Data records
********

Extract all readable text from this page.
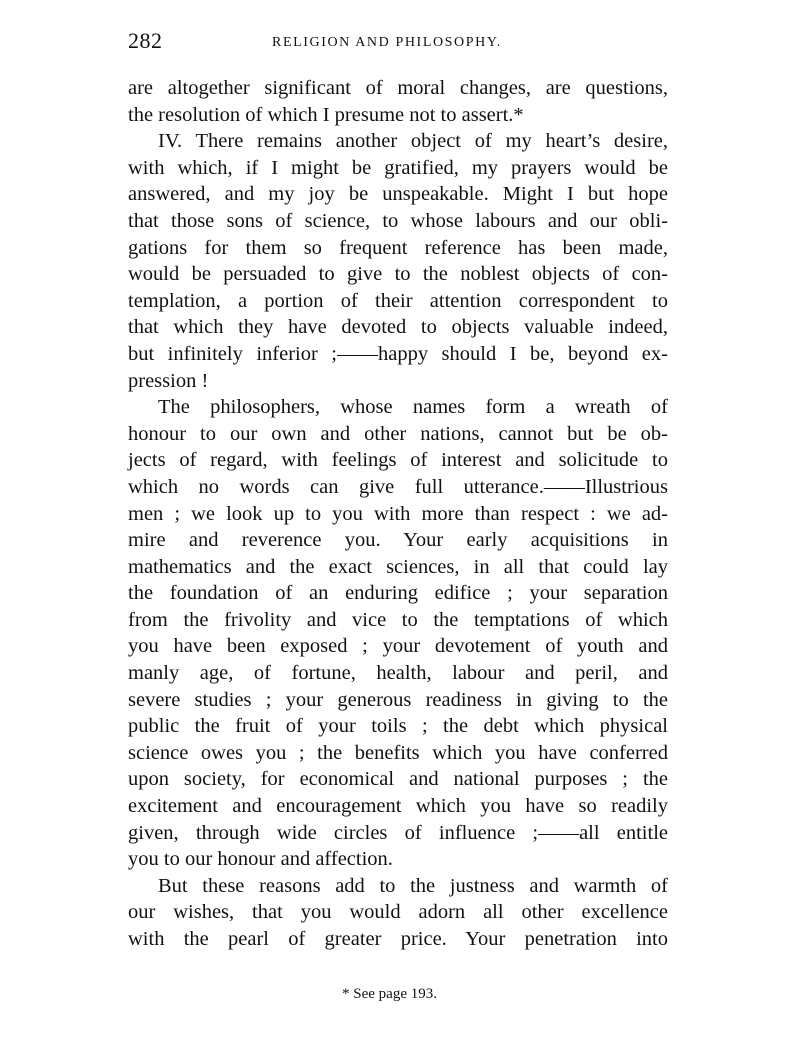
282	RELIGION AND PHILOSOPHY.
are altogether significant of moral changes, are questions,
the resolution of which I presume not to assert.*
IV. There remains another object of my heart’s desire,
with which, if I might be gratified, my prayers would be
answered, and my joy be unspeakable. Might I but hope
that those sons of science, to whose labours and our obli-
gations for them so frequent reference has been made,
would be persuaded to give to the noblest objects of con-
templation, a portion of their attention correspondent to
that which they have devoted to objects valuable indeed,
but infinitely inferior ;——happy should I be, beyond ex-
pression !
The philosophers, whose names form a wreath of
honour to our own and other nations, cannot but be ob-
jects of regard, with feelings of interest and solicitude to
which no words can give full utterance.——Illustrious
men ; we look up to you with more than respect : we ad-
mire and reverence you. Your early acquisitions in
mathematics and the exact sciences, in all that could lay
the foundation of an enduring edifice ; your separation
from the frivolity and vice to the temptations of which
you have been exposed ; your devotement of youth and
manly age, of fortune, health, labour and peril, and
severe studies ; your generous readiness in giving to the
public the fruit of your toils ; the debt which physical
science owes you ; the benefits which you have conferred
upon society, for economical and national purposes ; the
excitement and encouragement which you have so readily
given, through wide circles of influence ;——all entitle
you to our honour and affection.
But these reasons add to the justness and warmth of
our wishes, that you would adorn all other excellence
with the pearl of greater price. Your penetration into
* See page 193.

********

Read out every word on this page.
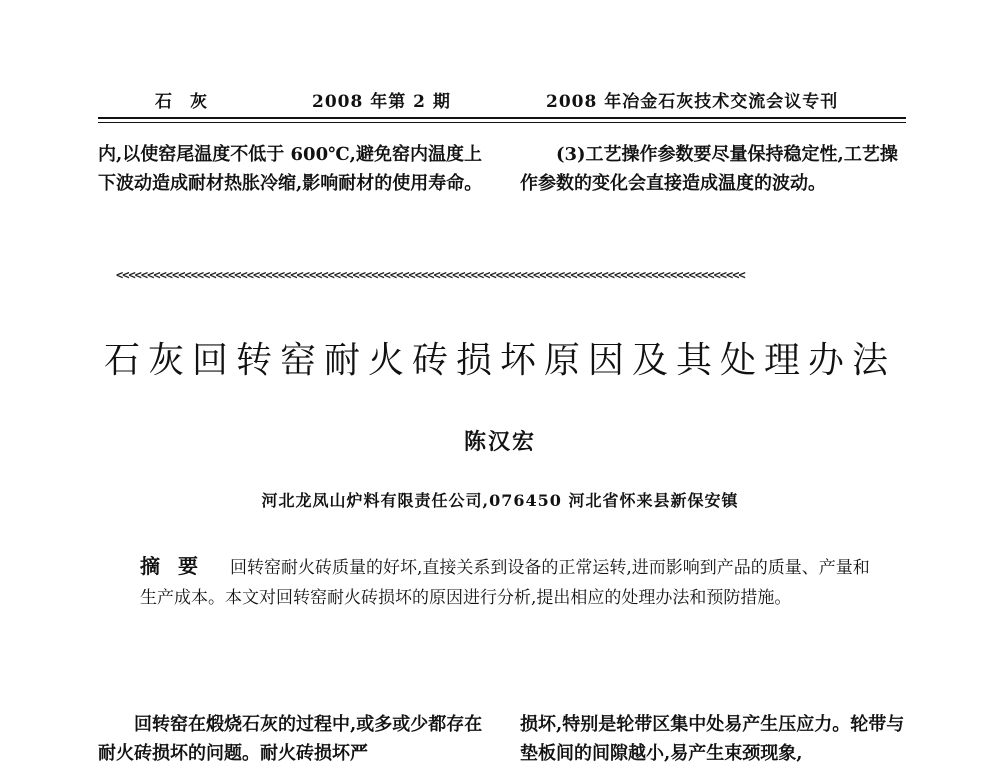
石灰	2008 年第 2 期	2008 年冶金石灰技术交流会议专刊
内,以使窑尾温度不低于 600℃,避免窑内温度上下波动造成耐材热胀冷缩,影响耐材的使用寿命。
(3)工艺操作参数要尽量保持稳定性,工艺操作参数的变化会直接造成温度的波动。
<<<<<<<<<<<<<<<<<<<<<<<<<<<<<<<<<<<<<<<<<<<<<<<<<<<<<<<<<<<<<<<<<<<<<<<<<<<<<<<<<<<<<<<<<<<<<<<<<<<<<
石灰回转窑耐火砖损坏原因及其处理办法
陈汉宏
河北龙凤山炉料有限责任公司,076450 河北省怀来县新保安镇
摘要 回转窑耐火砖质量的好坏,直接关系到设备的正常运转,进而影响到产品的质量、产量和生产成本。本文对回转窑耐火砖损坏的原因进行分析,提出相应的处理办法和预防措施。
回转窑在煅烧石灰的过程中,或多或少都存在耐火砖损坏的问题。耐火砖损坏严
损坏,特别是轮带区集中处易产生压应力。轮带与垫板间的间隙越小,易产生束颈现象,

********

Every line in the data that holds "this" should be copied out.

Extract all readable text from this page.
Read out every word on this page.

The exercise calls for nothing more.